Stored data
----------------

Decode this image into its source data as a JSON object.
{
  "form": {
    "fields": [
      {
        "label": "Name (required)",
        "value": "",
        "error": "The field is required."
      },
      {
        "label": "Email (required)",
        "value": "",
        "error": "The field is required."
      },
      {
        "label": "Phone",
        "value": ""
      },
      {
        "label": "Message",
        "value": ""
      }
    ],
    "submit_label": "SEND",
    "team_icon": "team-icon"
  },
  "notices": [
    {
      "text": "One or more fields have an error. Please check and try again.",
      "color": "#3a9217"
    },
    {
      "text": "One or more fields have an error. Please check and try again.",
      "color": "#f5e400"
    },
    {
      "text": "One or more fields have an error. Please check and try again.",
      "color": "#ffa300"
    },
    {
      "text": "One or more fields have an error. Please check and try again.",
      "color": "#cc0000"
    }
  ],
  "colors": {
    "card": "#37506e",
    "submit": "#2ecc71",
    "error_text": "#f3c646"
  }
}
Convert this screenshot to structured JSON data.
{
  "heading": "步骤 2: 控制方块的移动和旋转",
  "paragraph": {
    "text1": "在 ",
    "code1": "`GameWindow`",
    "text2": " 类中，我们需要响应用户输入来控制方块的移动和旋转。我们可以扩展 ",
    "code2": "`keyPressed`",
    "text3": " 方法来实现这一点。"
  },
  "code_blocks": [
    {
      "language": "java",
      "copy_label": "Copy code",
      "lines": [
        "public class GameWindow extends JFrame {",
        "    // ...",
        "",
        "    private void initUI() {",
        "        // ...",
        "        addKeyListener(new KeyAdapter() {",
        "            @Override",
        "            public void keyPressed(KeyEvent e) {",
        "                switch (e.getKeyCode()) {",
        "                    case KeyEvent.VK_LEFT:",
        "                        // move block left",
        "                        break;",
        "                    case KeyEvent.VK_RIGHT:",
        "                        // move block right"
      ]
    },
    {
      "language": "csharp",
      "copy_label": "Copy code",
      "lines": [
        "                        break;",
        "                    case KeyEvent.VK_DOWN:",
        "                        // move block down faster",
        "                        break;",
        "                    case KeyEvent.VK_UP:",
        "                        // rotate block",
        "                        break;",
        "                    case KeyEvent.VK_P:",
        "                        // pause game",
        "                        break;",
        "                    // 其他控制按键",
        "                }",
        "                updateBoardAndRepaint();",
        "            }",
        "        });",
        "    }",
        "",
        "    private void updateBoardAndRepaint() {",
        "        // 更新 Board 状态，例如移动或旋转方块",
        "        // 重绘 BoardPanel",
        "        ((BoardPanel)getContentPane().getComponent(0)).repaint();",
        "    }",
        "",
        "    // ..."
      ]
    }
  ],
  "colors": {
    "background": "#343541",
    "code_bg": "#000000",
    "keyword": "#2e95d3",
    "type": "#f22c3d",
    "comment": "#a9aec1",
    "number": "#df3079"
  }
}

----------------

• **Directive**: Repeat every record exactly as written, please.

• **Task result**:
Decode this image into its source data as a JSON object.
{
  "form": {
    "fields": [
      {
        "label": "Name (required)",
        "value": "",
        "error": "The field is required."
      },
      {
        "label": "Email (required)",
        "value": "",
        "error": "The field is required."
      },
      {
        "label": "Phone",
        "value": ""
      },
      {
        "label": "Message",
        "value": ""
      }
    ],
    "submit_label": "SEND",
    "team_icon": "team-icon"
  },
  "notices": [
    {
      "text": "One or more fields have an error. Please check and try again.",
      "color": "#3a9217"
    },
    {
      "text": "One or more fields have an error. Please check and try again.",
      "color": "#f5e400"
    },
    {
      "text": "One or more fields have an error. Please check and try again.",
      "color": "#ffa300"
    },
    {
      "text": "One or more fields have an error. Please check and try again.",
      "color": "#cc0000"
    }
  ],
  "colors": {
    "card": "#37506e",
    "submit": "#2ecc71",
    "error_text": "#f3c646"
  }
}
Convert this screenshot to structured JSON data.
{
  "heading": "步骤 2: 控制方块的移动和旋转",
  "paragraph": {
    "text1": "在 ",
    "code1": "`GameWindow`",
    "text2": " 类中，我们需要响应用户输入来控制方块的移动和旋转。我们可以扩展 ",
    "code2": "`keyPressed`",
    "text3": " 方法来实现这一点。"
  },
  "code_blocks": [
    {
      "language": "java",
      "copy_label": "Copy code",
      "lines": [
        "public class GameWindow extends JFrame {",
        "    // ...",
        "",
        "    private void initUI() {",
        "        // ...",
        "        addKeyListener(new KeyAdapter() {",
        "            @Override",
        "            public void keyPressed(KeyEvent e) {",
        "                switch (e.getKeyCode()) {",
        "                    case KeyEvent.VK_LEFT:",
        "                        // move block left",
        "                        break;",
        "                    case KeyEvent.VK_RIGHT:",
        "                        // move block right"
      ]
    },
    {
      "language": "csharp",
      "copy_label": "Copy code",
      "lines": [
        "                        break;",
        "                    case KeyEvent.VK_DOWN:",
        "                        // move block down faster",
        "                        break;",
        "                    case KeyEvent.VK_UP:",
        "                        // rotate block",
        "                        break;",
        "                    case KeyEvent.VK_P:",
        "                        // pause game",
        "                        break;",
        "                    // 其他控制按键",
        "                }",
        "                updateBoardAndRepaint();",
        "            }",
        "        });",
        "    }",
        "",
        "    private void updateBoardAndRepaint() {",
        "        // 更新 Board 状态，例如移动或旋转方块",
        "        // 重绘 BoardPanel",
        "        ((BoardPanel)getContentPane().getComponent(0)).repaint();",
        "    }",
        "",
        "    // ..."
      ]
    }
  ],
  "colors": {
    "background": "#343541",
    "code_bg": "#000000",
    "keyword": "#2e95d3",
    "type": "#f22c3d",
    "comment": "#a9aec1",
    "number": "#df3079"
  }
}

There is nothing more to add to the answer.